GIVEN INFORMATION:
## BEGIN
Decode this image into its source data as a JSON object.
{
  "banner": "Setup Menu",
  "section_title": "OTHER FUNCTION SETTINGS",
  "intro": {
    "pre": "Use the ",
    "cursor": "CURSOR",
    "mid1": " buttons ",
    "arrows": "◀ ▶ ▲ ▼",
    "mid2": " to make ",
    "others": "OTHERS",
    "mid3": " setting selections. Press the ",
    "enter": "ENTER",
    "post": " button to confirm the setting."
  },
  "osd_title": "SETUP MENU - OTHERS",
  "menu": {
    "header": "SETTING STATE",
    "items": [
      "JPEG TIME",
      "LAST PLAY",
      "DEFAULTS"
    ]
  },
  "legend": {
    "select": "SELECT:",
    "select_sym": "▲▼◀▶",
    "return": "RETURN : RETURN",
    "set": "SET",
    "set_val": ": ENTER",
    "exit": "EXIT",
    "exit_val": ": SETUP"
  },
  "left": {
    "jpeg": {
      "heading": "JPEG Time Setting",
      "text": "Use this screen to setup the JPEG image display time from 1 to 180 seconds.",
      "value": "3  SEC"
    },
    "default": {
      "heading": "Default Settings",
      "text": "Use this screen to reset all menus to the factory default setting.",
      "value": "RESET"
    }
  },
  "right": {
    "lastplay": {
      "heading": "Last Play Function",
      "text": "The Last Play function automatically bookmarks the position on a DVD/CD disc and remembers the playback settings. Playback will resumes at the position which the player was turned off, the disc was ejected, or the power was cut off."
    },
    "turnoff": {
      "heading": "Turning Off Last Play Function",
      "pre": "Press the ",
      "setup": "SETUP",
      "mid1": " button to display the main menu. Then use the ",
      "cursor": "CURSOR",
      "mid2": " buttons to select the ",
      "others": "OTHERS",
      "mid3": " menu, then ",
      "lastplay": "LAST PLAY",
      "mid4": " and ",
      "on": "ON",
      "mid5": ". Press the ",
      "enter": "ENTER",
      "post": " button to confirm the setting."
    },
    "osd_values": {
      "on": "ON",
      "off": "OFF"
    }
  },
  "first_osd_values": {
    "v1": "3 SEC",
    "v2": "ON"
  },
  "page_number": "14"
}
## END
AIM: Copy out the material above in its entirety. Every detail must match.

RESPONSE:
Decode this image into its source data as a JSON object.
{
  "banner": "Setup Menu",
  "section_title": "OTHER FUNCTION SETTINGS",
  "intro": {
    "pre": "Use the ",
    "cursor": "CURSOR",
    "mid1": " buttons ",
    "arrows": "◀ ▶ ▲ ▼",
    "mid2": " to make ",
    "others": "OTHERS",
    "mid3": " setting selections. Press the ",
    "enter": "ENTER",
    "post": " button to confirm the setting."
  },
  "osd_title": "SETUP MENU - OTHERS",
  "menu": {
    "header": "SETTING STATE",
    "items": [
      "JPEG TIME",
      "LAST PLAY",
      "DEFAULTS"
    ]
  },
  "legend": {
    "select": "SELECT:",
    "select_sym": "▲▼◀▶",
    "return": "RETURN : RETURN",
    "set": "SET",
    "set_val": ": ENTER",
    "exit": "EXIT",
    "exit_val": ": SETUP"
  },
  "left": {
    "jpeg": {
      "heading": "JPEG Time Setting",
      "text": "Use this screen to setup the JPEG image display time from 1 to 180 seconds.",
      "value": "3  SEC"
    },
    "default": {
      "heading": "Default Settings",
      "text": "Use this screen to reset all menus to the factory default setting.",
      "value": "RESET"
    }
  },
  "right": {
    "lastplay": {
      "heading": "Last Play Function",
      "text": "The Last Play function automatically bookmarks the position on a DVD/CD disc and remembers the playback settings. Playback will resumes at the position which the player was turned off, the disc was ejected, or the power was cut off."
    },
    "turnoff": {
      "heading": "Turning Off Last Play Function",
      "pre": "Press the ",
      "setup": "SETUP",
      "mid1": " button to display the main menu. Then use the ",
      "cursor": "CURSOR",
      "mid2": " buttons to select the ",
      "others": "OTHERS",
      "mid3": " menu, then ",
      "lastplay": "LAST PLAY",
      "mid4": " and ",
      "on": "ON",
      "mid5": ". Press the ",
      "enter": "ENTER",
      "post": " button to confirm the setting."
    },
    "osd_values": {
      "on": "ON",
      "off": "OFF"
    }
  },
  "first_osd_values": {
    "v1": "3 SEC",
    "v2": "ON"
  },
  "page_number": "14"
}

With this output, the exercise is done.